◆ SOURCE PASSAGE
____________________

At The Coachella Review, Steve Almond shares a lively exchange with an editor who received a $50,000 advance asking him to write for free, for good will—an entry for the book The Enlightened Bracketologist: The Final Four of Everything.

When Almond asks the editor in question, Mark Reiter, about the pay, the editor states:

You’re right, it is fun. Alas, there’s no money in it for contributors. Our fact-checker Matt is the only one making a net profit on this project.  The best we can do is a plug for your book and promising you the (admittedly disputable) pleasure you get in putting your life’s passion to good use for a new cohort of readers.

Almond then asks the very reasonable question about who exactly is being paid for the project and Reiter states:

Yes, Richard Sandomir and I are sharing an advance of $50,000. That’s $25,000 each. Take away the 15% agency commission, it’s down to $21,250 each. I’m paying my assistant Emily Sklar an extra $5000 out of my pocket to handle the logistics (tracking down folks like you, for example). We’re delivering to Bloomsbury 100 brackets. We can’t pay some people and not others, but if we did offer payment-less than $500 would be pointless-to everyone, the math says we’d be in the red. Royalties in excess of the advance (should they materialize) go to Richard and me. That’s the economics of this project.

____________________

◆ MATERIAL SUPPLIED
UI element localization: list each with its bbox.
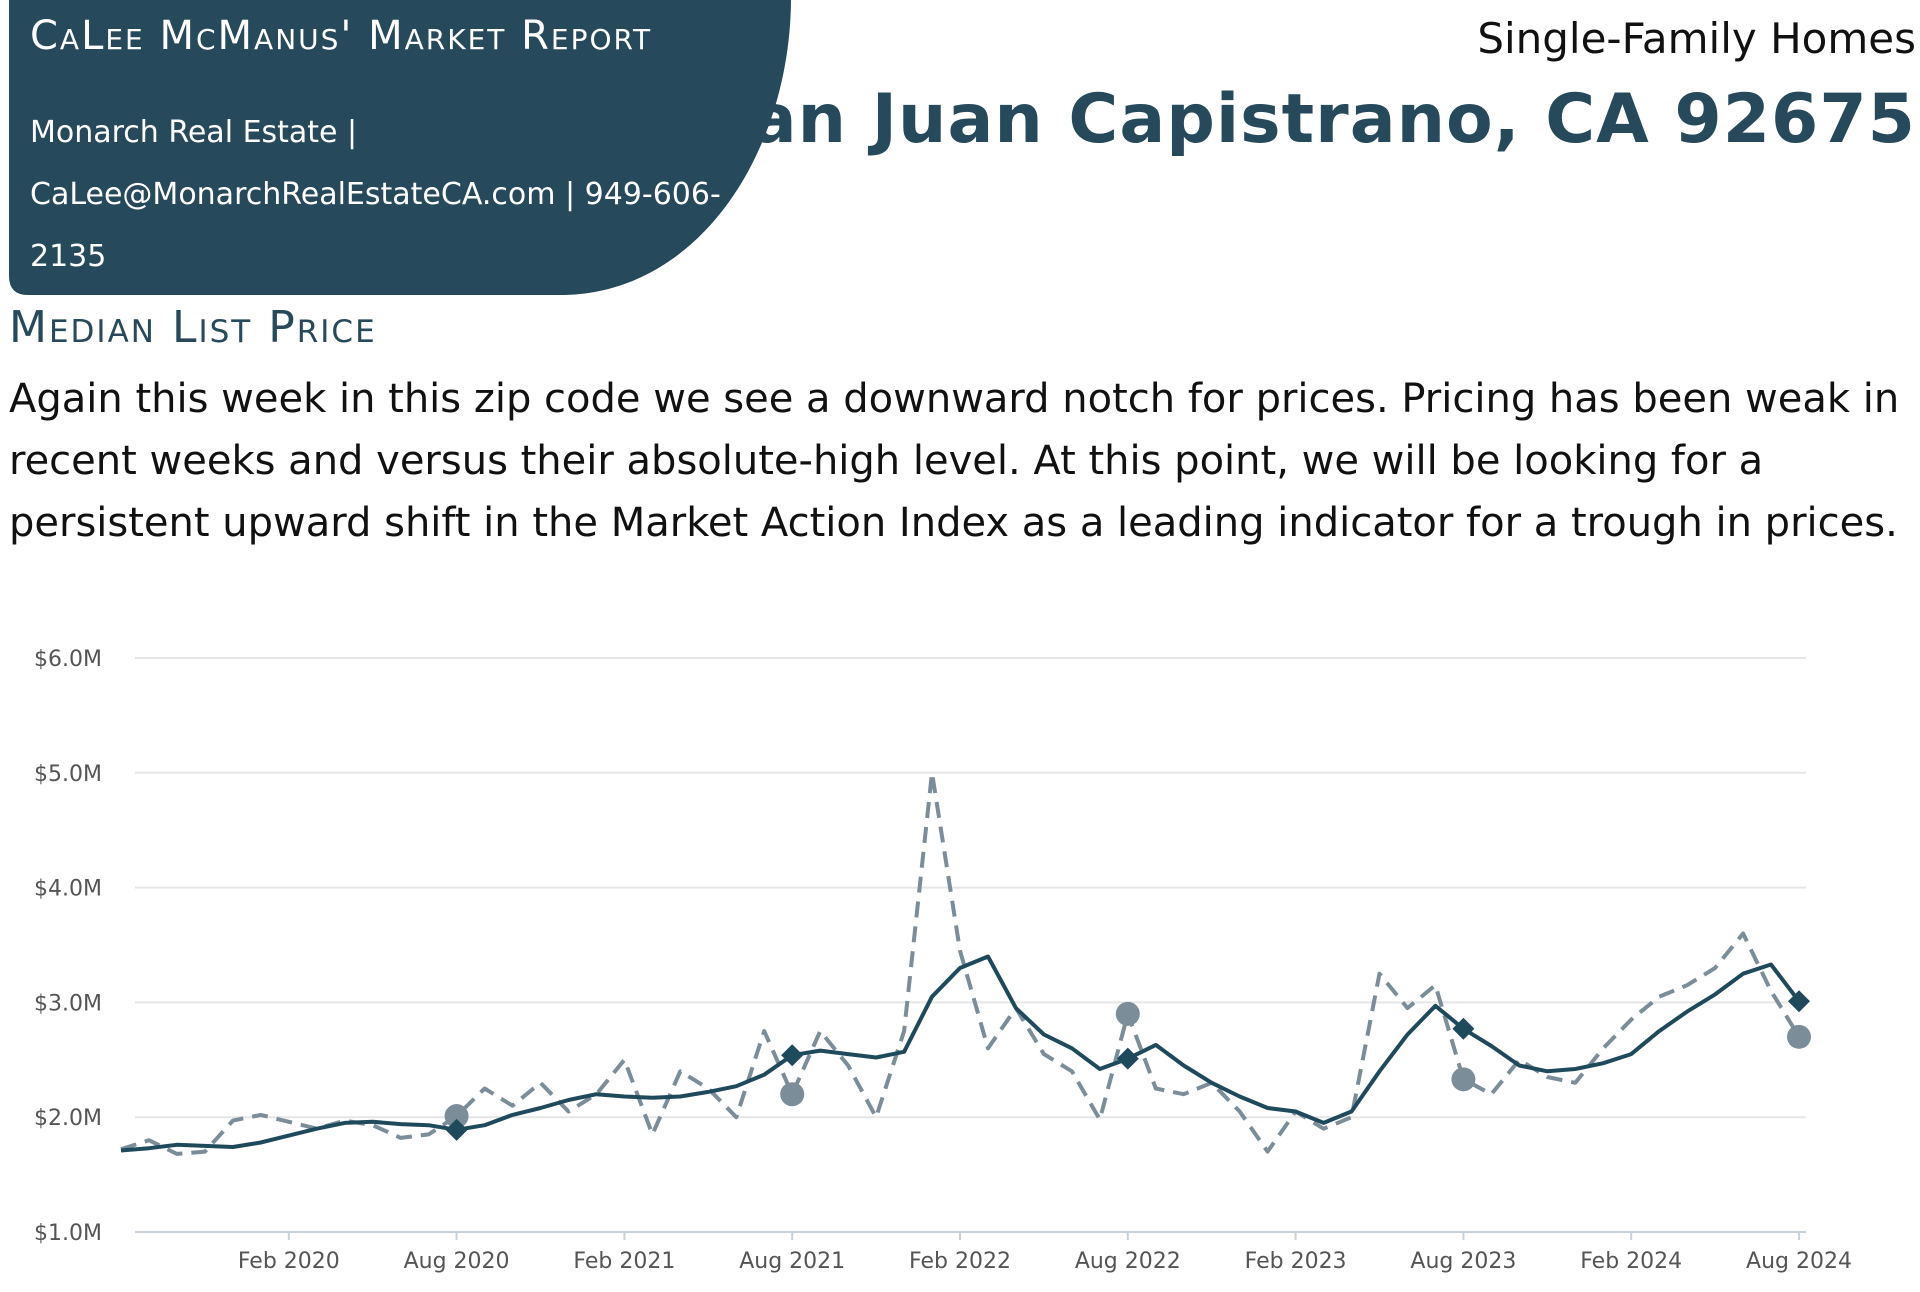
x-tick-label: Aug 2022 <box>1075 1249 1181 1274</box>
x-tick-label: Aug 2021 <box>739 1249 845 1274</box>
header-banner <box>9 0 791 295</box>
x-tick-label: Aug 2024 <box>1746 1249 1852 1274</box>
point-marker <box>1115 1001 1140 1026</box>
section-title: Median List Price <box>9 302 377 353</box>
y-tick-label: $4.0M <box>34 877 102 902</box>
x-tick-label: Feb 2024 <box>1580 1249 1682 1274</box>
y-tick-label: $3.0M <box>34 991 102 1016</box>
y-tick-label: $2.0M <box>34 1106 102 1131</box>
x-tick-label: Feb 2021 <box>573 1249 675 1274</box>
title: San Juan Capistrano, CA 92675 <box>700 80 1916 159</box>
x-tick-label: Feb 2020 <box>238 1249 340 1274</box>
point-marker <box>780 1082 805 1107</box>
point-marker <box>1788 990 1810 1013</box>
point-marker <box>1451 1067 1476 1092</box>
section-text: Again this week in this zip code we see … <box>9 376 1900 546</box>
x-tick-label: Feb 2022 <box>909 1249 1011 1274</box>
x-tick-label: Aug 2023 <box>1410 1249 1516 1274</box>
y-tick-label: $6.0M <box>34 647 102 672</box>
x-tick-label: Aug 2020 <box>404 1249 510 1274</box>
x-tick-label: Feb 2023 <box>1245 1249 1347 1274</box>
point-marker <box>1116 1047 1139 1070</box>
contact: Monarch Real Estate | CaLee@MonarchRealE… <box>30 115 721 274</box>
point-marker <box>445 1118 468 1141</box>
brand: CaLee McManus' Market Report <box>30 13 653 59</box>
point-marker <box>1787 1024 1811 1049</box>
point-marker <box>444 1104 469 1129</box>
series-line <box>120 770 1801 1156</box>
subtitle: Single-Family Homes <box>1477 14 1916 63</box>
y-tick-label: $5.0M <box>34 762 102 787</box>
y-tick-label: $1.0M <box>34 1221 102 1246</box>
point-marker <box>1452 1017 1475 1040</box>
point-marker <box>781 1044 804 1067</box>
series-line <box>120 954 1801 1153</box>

____________________

◆ PROBLEM TO WORK ON
In the passage about Steve Almond's exchange with editor Mark Reiter, how much does Reiter say he is paying his assistant Emily Sklar? Please answer in one sentence.

◆ EXPECTED OUTPUT
Reiter says he is paying Emily Sklar an extra $5000 out of his own pocket.